Begin

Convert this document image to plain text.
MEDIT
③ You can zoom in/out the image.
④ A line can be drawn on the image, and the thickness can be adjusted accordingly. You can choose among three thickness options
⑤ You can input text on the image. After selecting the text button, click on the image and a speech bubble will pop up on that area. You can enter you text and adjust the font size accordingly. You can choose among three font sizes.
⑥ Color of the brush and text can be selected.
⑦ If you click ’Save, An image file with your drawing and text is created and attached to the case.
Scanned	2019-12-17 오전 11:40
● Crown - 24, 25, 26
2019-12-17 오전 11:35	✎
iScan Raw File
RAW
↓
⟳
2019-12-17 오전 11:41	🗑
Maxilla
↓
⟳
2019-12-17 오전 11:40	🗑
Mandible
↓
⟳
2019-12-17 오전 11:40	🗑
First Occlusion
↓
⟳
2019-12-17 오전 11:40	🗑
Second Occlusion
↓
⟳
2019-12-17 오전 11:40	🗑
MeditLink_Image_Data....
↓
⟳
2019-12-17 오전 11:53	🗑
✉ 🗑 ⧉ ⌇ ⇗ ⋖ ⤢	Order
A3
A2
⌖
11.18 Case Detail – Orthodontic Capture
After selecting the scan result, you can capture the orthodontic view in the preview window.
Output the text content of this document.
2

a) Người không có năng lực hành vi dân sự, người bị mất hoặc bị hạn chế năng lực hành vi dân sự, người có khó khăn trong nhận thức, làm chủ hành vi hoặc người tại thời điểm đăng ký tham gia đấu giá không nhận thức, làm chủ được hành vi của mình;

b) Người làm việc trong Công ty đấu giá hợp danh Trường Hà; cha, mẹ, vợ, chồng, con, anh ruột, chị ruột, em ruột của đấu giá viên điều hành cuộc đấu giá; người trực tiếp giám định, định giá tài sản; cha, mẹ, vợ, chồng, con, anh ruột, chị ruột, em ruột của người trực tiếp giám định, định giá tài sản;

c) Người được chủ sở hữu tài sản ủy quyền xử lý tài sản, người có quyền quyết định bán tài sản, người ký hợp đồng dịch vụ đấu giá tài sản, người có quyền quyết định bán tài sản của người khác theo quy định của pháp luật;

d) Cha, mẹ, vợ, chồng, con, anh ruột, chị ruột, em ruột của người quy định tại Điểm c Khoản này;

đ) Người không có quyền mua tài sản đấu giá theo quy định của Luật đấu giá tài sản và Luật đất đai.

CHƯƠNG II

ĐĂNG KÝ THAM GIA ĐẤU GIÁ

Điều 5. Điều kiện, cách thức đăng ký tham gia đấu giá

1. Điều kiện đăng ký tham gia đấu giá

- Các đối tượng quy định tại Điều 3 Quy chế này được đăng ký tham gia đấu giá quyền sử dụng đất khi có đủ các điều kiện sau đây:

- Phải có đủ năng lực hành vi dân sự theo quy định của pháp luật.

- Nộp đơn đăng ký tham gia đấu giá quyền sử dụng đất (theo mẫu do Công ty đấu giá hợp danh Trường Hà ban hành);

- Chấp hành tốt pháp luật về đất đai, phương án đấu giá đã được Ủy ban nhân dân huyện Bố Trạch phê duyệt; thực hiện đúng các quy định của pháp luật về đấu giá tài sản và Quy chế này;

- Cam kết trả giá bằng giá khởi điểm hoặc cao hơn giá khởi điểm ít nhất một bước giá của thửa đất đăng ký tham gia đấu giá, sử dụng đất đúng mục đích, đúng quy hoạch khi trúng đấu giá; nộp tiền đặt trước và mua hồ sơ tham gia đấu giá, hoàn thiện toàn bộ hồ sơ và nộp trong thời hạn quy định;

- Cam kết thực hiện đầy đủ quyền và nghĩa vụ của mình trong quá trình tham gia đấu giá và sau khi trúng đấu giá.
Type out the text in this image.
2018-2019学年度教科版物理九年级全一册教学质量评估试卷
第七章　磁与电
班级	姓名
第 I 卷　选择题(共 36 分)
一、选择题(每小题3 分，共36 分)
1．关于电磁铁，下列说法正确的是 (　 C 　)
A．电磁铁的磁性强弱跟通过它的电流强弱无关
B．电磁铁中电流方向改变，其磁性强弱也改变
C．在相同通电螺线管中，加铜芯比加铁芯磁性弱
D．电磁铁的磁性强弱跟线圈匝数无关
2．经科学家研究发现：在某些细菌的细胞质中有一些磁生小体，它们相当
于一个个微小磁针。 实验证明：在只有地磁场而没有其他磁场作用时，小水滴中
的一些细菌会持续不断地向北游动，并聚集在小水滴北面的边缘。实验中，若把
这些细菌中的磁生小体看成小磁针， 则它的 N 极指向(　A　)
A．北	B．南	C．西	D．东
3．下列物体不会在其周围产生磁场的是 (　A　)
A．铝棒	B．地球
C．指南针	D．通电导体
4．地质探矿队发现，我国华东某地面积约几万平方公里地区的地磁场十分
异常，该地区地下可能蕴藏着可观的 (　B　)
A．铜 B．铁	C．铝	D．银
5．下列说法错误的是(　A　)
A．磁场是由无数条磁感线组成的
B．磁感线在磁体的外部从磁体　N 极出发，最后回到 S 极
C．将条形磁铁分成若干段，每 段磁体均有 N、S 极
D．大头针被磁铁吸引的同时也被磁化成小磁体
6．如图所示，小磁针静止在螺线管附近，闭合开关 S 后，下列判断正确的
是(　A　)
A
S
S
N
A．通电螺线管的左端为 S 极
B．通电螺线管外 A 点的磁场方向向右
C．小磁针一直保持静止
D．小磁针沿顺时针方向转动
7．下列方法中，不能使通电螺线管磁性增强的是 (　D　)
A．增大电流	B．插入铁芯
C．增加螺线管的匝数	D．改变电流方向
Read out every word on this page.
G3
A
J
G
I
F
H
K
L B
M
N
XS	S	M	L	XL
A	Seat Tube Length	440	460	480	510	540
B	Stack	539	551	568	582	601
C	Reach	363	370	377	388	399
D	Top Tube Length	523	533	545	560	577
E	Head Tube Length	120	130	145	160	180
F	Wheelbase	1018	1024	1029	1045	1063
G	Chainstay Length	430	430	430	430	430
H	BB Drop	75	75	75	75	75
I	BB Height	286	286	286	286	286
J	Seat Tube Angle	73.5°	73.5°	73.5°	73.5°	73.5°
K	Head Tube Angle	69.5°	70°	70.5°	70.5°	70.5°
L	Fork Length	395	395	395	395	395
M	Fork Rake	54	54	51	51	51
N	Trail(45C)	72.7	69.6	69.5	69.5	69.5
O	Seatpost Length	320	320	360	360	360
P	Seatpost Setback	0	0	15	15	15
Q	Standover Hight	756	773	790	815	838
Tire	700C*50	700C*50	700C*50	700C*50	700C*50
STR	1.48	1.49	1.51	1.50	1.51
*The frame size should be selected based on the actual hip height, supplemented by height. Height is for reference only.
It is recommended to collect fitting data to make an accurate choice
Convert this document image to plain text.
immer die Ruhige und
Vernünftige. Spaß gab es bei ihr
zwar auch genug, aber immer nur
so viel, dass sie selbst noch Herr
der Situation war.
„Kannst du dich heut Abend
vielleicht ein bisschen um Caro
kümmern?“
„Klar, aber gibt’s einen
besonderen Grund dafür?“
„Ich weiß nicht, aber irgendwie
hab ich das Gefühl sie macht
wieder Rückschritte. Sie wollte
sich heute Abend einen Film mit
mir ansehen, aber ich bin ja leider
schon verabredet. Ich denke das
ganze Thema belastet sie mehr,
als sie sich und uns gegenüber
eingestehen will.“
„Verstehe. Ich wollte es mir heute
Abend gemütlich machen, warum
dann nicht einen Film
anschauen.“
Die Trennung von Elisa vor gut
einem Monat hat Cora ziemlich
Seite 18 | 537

End

* _Goal_: Filter lines by "Abend" and return each hit.

* _Problem solution_:
„Kannst du dich heut Abend
sich heute Abend einen Film mit
Abend gemütlich machen, warum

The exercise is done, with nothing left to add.